• **Task instructions**
Print the following lines unchanged, character for character.

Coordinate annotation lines
········

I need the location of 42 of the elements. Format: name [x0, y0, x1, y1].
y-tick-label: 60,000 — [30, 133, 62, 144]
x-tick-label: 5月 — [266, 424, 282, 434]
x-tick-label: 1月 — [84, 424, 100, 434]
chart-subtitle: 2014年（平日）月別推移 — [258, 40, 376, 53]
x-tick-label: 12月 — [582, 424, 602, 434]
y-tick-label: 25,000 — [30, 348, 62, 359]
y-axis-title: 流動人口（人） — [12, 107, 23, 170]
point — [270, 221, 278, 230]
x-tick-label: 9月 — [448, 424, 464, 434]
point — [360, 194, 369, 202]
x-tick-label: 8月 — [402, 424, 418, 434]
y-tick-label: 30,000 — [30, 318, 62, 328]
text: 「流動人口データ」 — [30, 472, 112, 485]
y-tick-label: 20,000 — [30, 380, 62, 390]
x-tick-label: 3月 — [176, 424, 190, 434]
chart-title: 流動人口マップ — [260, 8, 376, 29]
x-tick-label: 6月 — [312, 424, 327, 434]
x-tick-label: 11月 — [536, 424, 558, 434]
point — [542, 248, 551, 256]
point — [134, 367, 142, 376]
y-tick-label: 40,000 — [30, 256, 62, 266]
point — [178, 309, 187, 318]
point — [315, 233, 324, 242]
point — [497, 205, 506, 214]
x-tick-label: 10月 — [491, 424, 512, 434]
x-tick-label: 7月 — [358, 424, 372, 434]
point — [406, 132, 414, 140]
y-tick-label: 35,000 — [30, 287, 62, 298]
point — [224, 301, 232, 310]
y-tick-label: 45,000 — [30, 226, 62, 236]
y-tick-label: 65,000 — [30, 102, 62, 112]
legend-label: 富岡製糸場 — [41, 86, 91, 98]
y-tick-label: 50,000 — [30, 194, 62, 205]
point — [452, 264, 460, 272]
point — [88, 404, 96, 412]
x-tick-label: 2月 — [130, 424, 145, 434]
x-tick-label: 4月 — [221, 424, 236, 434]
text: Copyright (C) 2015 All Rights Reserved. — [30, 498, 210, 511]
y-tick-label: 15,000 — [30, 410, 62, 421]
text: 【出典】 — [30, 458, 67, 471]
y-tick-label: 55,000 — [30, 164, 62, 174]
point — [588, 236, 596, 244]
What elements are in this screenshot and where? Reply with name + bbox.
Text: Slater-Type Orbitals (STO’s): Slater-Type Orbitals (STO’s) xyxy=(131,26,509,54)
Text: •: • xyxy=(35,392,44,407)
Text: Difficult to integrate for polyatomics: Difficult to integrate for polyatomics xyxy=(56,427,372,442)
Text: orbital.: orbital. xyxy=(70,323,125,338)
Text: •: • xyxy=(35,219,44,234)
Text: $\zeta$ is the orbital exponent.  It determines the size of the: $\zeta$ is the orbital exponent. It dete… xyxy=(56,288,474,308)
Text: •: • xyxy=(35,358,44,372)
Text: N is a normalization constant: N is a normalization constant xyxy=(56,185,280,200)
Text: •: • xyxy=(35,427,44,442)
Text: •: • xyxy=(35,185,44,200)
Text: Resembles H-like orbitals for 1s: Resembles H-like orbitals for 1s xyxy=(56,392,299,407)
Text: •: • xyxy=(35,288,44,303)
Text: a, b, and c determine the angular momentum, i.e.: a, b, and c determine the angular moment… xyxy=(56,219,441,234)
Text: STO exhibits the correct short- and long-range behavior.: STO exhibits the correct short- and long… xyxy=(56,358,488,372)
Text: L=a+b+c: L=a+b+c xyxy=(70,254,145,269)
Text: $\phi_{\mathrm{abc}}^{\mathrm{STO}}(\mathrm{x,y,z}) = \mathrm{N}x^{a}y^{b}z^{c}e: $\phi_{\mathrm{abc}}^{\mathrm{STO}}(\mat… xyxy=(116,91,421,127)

········

• **Reply to the task**
I need the location of 42 of the elements. Format: name [x0, y0, x1, y1].
y-tick-label: 60,000 — [30, 133, 62, 144]
x-tick-label: 5月 — [266, 424, 282, 434]
x-tick-label: 1月 — [84, 424, 100, 434]
chart-subtitle: 2014年（平日）月別推移 — [258, 40, 376, 53]
x-tick-label: 12月 — [582, 424, 602, 434]
y-tick-label: 25,000 — [30, 348, 62, 359]
y-axis-title: 流動人口（人） — [12, 107, 23, 170]
point — [270, 221, 278, 230]
x-tick-label: 9月 — [448, 424, 464, 434]
point — [360, 194, 369, 202]
x-tick-label: 8月 — [402, 424, 418, 434]
y-tick-label: 30,000 — [30, 318, 62, 328]
text: 「流動人口データ」 — [30, 472, 112, 485]
y-tick-label: 20,000 — [30, 380, 62, 390]
x-tick-label: 3月 — [176, 424, 190, 434]
chart-title: 流動人口マップ — [260, 8, 376, 29]
x-tick-label: 6月 — [312, 424, 327, 434]
x-tick-label: 11月 — [536, 424, 558, 434]
point — [542, 248, 551, 256]
point — [134, 367, 142, 376]
y-tick-label: 40,000 — [30, 256, 62, 266]
point — [178, 309, 187, 318]
point — [315, 233, 324, 242]
point — [497, 205, 506, 214]
x-tick-label: 10月 — [491, 424, 512, 434]
x-tick-label: 7月 — [358, 424, 372, 434]
point — [406, 132, 414, 140]
y-tick-label: 35,000 — [30, 287, 62, 298]
point — [224, 301, 232, 310]
y-tick-label: 45,000 — [30, 226, 62, 236]
y-tick-label: 65,000 — [30, 102, 62, 112]
legend-label: 富岡製糸場 — [41, 86, 91, 98]
y-tick-label: 50,000 — [30, 194, 62, 205]
point — [452, 264, 460, 272]
point — [88, 404, 96, 412]
x-tick-label: 2月 — [130, 424, 145, 434]
x-tick-label: 4月 — [221, 424, 236, 434]
text: Copyright (C) 2015 All Rights Reserved. — [30, 498, 210, 511]
y-tick-label: 15,000 — [30, 410, 62, 421]
text: 【出典】 — [30, 458, 67, 471]
y-tick-label: 55,000 — [30, 164, 62, 174]
point — [588, 236, 596, 244]
What elements are in this screenshot and where? Reply with name + bbox.
Text: Slater-Type Orbitals (STO’s): Slater-Type Orbitals (STO’s) xyxy=(131,26,509,54)
Text: •: • xyxy=(35,392,44,407)
Text: Difficult to integrate for polyatomics: Difficult to integrate for polyatomics xyxy=(56,427,372,442)
Text: orbital.: orbital. xyxy=(70,323,125,338)
Text: •: • xyxy=(35,219,44,234)
Text: $\zeta$ is the orbital exponent.  It determines the size of the: $\zeta$ is the orbital exponent. It dete… xyxy=(56,288,474,308)
Text: •: • xyxy=(35,358,44,372)
Text: N is a normalization constant: N is a normalization constant xyxy=(56,185,280,200)
Text: •: • xyxy=(35,427,44,442)
Text: •: • xyxy=(35,185,44,200)
Text: Resembles H-like orbitals for 1s: Resembles H-like orbitals for 1s xyxy=(56,392,299,407)
Text: •: • xyxy=(35,288,44,303)
Text: a, b, and c determine the angular momentum, i.e.: a, b, and c determine the angular moment… xyxy=(56,219,441,234)
Text: STO exhibits the correct short- and long-range behavior.: STO exhibits the correct short- and long… xyxy=(56,358,488,372)
Text: L=a+b+c: L=a+b+c xyxy=(70,254,145,269)
Text: $\phi_{\mathrm{abc}}^{\mathrm{STO}}(\mathrm{x,y,z}) = \mathrm{N}x^{a}y^{b}z^{c}e: $\phi_{\mathrm{abc}}^{\mathrm{STO}}(\mat… xyxy=(116,91,421,127)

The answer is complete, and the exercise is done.